### DATASET ENTRIES:
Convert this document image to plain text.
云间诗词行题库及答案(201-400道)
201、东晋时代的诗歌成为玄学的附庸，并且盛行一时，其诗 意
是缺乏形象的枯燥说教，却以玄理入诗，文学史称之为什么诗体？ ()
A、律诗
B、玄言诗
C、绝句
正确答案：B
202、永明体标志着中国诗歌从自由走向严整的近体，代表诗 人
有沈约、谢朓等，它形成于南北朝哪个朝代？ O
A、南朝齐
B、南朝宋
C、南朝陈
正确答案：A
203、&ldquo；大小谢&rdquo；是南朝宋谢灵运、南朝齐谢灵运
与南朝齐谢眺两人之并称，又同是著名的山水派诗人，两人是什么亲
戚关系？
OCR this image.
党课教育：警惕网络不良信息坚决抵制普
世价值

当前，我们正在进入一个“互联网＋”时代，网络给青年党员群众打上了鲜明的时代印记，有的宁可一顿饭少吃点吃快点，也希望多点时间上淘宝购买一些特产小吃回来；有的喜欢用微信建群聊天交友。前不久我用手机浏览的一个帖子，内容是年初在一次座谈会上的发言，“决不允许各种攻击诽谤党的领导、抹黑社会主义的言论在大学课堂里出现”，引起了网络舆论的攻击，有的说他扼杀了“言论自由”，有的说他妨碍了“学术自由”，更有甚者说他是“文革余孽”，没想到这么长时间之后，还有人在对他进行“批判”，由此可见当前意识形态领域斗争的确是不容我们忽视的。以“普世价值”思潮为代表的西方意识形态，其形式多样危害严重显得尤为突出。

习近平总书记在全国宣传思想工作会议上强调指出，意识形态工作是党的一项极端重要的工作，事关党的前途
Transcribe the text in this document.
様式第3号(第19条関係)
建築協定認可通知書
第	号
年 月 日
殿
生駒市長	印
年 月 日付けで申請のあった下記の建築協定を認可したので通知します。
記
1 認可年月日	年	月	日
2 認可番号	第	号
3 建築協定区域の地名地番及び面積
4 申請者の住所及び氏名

### STATED TASK:
Set down the entries above again, word for word.

### TASK ANSWER:
Convert this document image to plain text.
云间诗词行题库及答案(201-400道)
201、东晋时代的诗歌成为玄学的附庸，并且盛行一时，其诗 意
是缺乏形象的枯燥说教，却以玄理入诗，文学史称之为什么诗体？ ()
A、律诗
B、玄言诗
C、绝句
正确答案：B
202、永明体标志着中国诗歌从自由走向严整的近体，代表诗 人
有沈约、谢朓等，它形成于南北朝哪个朝代？ O
A、南朝齐
B、南朝宋
C、南朝陈
正确答案：A
203、&ldquo；大小谢&rdquo；是南朝宋谢灵运、南朝齐谢灵运
与南朝齐谢眺两人之并称，又同是著名的山水派诗人，两人是什么亲
戚关系？
OCR this image.
党课教育：警惕网络不良信息坚决抵制普
世价值

当前，我们正在进入一个“互联网＋”时代，网络给青年党员群众打上了鲜明的时代印记，有的宁可一顿饭少吃点吃快点，也希望多点时间上淘宝购买一些特产小吃回来；有的喜欢用微信建群聊天交友。前不久我用手机浏览的一个帖子，内容是年初在一次座谈会上的发言，“决不允许各种攻击诽谤党的领导、抹黑社会主义的言论在大学课堂里出现”，引起了网络舆论的攻击，有的说他扼杀了“言论自由”，有的说他妨碍了“学术自由”，更有甚者说他是“文革余孽”，没想到这么长时间之后，还有人在对他进行“批判”，由此可见当前意识形态领域斗争的确是不容我们忽视的。以“普世价值”思潮为代表的西方意识形态，其形式多样危害严重显得尤为突出。

习近平总书记在全国宣传思想工作会议上强调指出，意识形态工作是党的一项极端重要的工作，事关党的前途
Transcribe the text in this document.
様式第3号(第19条関係)
建築協定認可通知書
第	号
年 月 日
殿
生駒市長	印
年 月 日付けで申請のあった下記の建築協定を認可したので通知します。
記
1 認可年月日	年	月	日
2 認可番号	第	号
3 建築協定区域の地名地番及び面積
4 申請者の住所及び氏名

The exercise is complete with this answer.